BRANO

···

All’autorità procedente è quindi riconosciuto un ampio margine di valutazione in ordine ai presupposti che giustificano o meno il rilascio o il mantenimento in capo agli interessati dei requisiti per il possesso di armi, non risultando dunque necessario che il comportamento da cui emerge il presupposto dell'atto negativo sia acclarato nella sua rilevanza penale, bastando l’autonoma valutazione del comportamento medesimo da parte dell’amministrazione per prevenire eventuali effetti negativi per la sicurezza pubblica ( ex plurimis , Consiglio di Stato, Sez. IV, 14 maggio 2021, n. 3819).
In tale prospettiva quindi “ è sufficiente che dalla considerazione del comportamento, quale si desume dai fatti oggetto di indagine, emerga anche per meri indizi l’assenza della perfetta sicurezza circa il buon utilizzo delle armi; né è necessaria un’istruttoria aggiuntiva sulla pericolosità sociale, poiché si tratta di un giudizio prognostico orientato a prevenire i pericoli che conseguono dall’uso delle armi ” (T.A.R. Campania, Napoli, Sez. V, 7 gennaio 2021, n. 137).
La giurisprudenza, anche di questa Sezione, ha inoltre statuito che “ l'affidabilità e la buona condotta dell'istante possono essere desunti da sue condotte comunque significative, …, con la precisazione, però, che il relativo giudizio parte dai dati per giungere ad una ragionevole valutazione complessiva della loro rilevanza, così da desumerne il serio e non remoto pericolo di sua inaffidabilità e cattiva condotta inerente all'attività e, da qui, l'abuso del titolo stesso ” (Consiglio di Stato, Sez. III, 4 luglio 2019, n. 4595; T.A.R. Calabria, Catanzaro, Sez. I, 3 aprile 2018, n. 796).
Alla luce delle riportate coordinate normative ed in applicazione della richiamata giurisprudenza il compendio di elementi posto a base della determinazione avversata resiste ai rilievi del ricorrente, in quanto la valutazione compiuta del Questore è ragionevole e coerente, in considerazione delle molteplici verifiche del deducente in compagnia di soggetti controindicati, tali peraltro da escludere la necessità degli approfondimenti istruttori richiesti dal medesimo deducente.

···

ESTRATTI DI DATI
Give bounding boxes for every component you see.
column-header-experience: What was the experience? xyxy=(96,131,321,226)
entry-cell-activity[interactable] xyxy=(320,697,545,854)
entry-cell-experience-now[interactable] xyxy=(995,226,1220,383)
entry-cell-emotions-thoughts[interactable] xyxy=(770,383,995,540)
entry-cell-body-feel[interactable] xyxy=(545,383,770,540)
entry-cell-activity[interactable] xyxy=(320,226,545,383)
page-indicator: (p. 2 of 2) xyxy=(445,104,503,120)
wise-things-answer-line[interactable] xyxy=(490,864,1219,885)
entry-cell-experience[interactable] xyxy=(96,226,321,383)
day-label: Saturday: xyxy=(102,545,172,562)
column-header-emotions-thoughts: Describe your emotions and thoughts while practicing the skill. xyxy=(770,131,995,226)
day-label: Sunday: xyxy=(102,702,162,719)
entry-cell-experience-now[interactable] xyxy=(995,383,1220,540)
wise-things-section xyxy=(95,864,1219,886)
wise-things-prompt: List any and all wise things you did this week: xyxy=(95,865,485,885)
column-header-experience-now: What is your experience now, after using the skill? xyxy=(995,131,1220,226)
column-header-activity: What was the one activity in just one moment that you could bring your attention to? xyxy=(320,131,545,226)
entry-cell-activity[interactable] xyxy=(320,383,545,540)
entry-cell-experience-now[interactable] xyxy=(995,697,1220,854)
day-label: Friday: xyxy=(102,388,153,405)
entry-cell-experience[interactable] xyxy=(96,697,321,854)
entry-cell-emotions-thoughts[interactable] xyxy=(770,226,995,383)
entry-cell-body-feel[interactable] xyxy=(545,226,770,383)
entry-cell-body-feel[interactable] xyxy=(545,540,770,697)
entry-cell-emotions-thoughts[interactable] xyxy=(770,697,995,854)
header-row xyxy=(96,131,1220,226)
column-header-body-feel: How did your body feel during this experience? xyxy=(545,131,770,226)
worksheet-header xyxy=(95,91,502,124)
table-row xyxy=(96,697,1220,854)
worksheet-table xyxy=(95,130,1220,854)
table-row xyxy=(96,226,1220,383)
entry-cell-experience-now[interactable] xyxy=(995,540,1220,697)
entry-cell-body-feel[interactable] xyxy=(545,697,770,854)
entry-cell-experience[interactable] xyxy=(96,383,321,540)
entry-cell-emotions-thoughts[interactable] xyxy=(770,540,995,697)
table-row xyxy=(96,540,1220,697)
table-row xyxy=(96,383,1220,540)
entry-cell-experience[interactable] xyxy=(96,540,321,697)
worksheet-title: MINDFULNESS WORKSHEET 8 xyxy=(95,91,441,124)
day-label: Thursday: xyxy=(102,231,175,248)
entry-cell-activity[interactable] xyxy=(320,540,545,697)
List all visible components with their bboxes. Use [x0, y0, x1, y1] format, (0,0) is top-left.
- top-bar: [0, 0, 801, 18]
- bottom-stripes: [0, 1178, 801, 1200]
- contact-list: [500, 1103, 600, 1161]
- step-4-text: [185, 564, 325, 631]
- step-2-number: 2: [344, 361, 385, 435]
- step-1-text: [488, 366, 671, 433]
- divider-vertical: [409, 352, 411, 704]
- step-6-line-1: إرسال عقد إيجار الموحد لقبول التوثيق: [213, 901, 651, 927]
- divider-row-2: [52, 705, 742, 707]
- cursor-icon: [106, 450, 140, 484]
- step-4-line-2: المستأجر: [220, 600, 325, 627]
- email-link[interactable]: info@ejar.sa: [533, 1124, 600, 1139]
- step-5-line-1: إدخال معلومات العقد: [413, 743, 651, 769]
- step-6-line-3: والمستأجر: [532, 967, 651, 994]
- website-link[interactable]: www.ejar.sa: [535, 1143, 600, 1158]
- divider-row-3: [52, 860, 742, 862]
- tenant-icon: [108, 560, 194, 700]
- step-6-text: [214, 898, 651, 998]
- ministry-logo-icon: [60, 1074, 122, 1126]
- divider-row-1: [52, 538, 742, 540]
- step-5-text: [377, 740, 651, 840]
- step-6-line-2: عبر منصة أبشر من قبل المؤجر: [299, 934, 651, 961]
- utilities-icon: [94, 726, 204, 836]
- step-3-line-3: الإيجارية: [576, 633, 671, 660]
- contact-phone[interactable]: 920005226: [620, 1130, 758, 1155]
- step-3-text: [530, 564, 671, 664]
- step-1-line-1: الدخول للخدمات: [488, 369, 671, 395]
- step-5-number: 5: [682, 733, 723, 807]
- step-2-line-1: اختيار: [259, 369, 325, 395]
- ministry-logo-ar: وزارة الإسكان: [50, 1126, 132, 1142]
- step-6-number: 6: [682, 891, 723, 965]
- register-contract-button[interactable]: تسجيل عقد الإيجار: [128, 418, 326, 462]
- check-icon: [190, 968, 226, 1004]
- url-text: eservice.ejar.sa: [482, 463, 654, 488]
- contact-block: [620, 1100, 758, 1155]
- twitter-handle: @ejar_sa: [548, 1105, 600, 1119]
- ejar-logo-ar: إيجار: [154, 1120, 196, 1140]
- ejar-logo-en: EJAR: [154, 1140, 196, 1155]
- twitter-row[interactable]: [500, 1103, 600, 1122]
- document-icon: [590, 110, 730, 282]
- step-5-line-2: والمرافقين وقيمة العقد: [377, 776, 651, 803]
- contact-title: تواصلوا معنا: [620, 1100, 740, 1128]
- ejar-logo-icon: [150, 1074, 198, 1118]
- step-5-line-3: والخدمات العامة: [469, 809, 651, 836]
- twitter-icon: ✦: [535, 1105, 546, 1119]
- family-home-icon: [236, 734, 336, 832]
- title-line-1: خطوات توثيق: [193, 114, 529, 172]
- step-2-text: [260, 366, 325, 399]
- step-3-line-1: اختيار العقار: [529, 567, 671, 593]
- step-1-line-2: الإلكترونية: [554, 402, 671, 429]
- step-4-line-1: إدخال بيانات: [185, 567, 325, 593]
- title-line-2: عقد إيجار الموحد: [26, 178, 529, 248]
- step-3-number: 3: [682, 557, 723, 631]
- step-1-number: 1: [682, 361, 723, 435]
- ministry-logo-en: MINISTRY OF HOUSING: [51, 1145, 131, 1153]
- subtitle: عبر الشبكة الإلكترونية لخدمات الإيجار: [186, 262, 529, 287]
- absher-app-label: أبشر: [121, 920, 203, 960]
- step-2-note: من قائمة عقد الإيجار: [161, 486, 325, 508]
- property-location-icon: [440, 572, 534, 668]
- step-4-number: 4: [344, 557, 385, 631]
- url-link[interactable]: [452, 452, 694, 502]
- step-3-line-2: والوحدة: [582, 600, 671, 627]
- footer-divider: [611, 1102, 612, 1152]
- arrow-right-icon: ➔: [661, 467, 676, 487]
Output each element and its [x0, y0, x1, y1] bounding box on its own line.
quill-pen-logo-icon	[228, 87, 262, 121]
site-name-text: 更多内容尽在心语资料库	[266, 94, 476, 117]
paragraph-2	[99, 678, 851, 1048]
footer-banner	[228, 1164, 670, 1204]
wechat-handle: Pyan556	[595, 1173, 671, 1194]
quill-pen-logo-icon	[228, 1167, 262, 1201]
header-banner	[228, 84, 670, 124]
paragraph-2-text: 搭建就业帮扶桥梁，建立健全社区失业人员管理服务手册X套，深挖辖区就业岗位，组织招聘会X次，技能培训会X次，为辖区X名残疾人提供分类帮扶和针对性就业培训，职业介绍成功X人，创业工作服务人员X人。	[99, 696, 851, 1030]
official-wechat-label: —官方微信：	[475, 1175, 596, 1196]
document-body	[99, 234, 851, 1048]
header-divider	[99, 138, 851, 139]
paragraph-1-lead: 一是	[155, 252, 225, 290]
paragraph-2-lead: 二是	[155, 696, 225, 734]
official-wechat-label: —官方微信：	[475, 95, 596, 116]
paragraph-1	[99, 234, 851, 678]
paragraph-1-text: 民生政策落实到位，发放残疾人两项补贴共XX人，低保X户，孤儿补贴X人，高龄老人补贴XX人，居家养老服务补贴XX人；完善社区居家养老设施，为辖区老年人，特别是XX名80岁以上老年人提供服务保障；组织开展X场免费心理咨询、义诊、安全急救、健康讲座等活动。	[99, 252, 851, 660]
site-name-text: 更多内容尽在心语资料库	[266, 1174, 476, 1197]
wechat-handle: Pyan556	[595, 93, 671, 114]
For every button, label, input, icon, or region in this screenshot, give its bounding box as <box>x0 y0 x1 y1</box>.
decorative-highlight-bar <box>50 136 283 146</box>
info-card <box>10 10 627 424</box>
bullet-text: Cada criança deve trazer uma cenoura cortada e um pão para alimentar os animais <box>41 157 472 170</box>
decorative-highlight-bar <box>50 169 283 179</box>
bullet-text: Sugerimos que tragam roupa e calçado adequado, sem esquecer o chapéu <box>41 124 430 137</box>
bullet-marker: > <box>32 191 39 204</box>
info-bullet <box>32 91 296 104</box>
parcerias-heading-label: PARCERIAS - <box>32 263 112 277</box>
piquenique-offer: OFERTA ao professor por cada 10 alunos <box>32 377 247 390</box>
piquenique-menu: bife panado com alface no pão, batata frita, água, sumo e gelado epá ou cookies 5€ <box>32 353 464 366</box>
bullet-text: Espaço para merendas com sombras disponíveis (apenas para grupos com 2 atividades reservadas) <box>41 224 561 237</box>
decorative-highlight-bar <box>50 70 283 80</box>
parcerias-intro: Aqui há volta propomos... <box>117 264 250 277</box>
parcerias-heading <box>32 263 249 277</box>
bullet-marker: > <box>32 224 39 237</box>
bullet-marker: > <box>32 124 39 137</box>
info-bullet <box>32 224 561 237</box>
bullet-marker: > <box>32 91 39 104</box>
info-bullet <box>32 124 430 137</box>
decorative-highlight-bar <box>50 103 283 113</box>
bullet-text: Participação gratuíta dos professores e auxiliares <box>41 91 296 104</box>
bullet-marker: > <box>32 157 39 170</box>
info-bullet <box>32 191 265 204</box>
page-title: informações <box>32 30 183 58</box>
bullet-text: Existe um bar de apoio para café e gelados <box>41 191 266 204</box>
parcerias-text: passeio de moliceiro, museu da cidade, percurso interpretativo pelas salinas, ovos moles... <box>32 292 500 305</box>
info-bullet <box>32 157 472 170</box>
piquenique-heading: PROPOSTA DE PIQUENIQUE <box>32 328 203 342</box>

···

ISTRUZIONI
Riporta senza modifiche la parte del brano sul porto d'armi che si apre con le parole contenenti "All’autorità procedente è" e si chiude con "2021, n. 3819).".

RISULTATO
All’autorità procedente è quindi riconosciuto un ampio margine di valutazione in ordine ai presupposti che giustificano o meno il rilascio o il mantenimento in capo agli interessati dei requisiti per il possesso di armi, non risultando dunque necessario che il comportamento da cui emerge il presupposto dell'atto negativo sia acclarato nella sua rilevanza penale, bastando l’autonoma valutazione del comportamento medesimo da parte dell’amministrazione per prevenire eventuali effetti negativi per la sicurezza pubblica ( ex plurimis , Consiglio di Stato, Sez. IV, 14 maggio 2021, n. 3819).